### INSTRUCTIONS TO FOLLOW:
Every record here needs to be written out again exactly.

--- Start RECORDS PROVIDED ---

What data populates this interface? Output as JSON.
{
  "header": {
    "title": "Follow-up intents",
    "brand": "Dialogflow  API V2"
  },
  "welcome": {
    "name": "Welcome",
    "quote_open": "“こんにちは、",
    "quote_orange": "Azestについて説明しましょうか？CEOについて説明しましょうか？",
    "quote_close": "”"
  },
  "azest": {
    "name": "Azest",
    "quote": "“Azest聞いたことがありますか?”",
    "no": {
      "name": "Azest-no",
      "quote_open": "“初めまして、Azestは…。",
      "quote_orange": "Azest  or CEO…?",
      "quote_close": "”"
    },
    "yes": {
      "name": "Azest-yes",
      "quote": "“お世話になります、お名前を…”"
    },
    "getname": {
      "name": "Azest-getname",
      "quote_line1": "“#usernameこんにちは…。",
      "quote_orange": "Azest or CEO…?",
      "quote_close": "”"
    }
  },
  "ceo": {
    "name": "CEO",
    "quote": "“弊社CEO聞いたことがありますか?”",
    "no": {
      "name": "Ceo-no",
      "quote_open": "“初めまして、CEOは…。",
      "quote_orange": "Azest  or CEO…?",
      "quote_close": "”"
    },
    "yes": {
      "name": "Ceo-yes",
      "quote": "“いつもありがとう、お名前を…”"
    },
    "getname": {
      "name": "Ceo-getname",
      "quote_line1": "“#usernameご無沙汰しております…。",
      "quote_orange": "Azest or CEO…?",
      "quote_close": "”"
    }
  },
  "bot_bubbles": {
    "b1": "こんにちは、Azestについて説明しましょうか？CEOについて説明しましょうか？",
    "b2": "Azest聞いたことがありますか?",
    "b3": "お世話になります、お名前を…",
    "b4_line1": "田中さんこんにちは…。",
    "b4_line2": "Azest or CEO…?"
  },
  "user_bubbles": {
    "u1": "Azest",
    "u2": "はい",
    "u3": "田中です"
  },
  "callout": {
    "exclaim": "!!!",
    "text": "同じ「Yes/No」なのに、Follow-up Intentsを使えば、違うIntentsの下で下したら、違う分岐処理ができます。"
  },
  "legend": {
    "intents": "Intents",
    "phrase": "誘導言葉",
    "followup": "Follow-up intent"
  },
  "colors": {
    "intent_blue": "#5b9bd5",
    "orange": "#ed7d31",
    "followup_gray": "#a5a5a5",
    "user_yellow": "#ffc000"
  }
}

--- End RECORDS PROVIDED ---

### WRITTEN SOLUTION:
What data populates this interface? Output as JSON.
{
  "header": {
    "title": "Follow-up intents",
    "brand": "Dialogflow  API V2"
  },
  "welcome": {
    "name": "Welcome",
    "quote_open": "“こんにちは、",
    "quote_orange": "Azestについて説明しましょうか？CEOについて説明しましょうか？",
    "quote_close": "”"
  },
  "azest": {
    "name": "Azest",
    "quote": "“Azest聞いたことがありますか?”",
    "no": {
      "name": "Azest-no",
      "quote_open": "“初めまして、Azestは…。",
      "quote_orange": "Azest  or CEO…?",
      "quote_close": "”"
    },
    "yes": {
      "name": "Azest-yes",
      "quote": "“お世話になります、お名前を…”"
    },
    "getname": {
      "name": "Azest-getname",
      "quote_line1": "“#usernameこんにちは…。",
      "quote_orange": "Azest or CEO…?",
      "quote_close": "”"
    }
  },
  "ceo": {
    "name": "CEO",
    "quote": "“弊社CEO聞いたことがありますか?”",
    "no": {
      "name": "Ceo-no",
      "quote_open": "“初めまして、CEOは…。",
      "quote_orange": "Azest  or CEO…?",
      "quote_close": "”"
    },
    "yes": {
      "name": "Ceo-yes",
      "quote": "“いつもありがとう、お名前を…”"
    },
    "getname": {
      "name": "Ceo-getname",
      "quote_line1": "“#usernameご無沙汰しております…。",
      "quote_orange": "Azest or CEO…?",
      "quote_close": "”"
    }
  },
  "bot_bubbles": {
    "b1": "こんにちは、Azestについて説明しましょうか？CEOについて説明しましょうか？",
    "b2": "Azest聞いたことがありますか?",
    "b3": "お世話になります、お名前を…",
    "b4_line1": "田中さんこんにちは…。",
    "b4_line2": "Azest or CEO…?"
  },
  "user_bubbles": {
    "u1": "Azest",
    "u2": "はい",
    "u3": "田中です"
  },
  "callout": {
    "exclaim": "!!!",
    "text": "同じ「Yes/No」なのに、Follow-up Intentsを使えば、違うIntentsの下で下したら、違う分岐処理ができます。"
  },
  "legend": {
    "intents": "Intents",
    "phrase": "誘導言葉",
    "followup": "Follow-up intent"
  },
  "colors": {
    "intent_blue": "#5b9bd5",
    "orange": "#ed7d31",
    "followup_gray": "#a5a5a5",
    "user_yellow": "#ffc000"
  }
}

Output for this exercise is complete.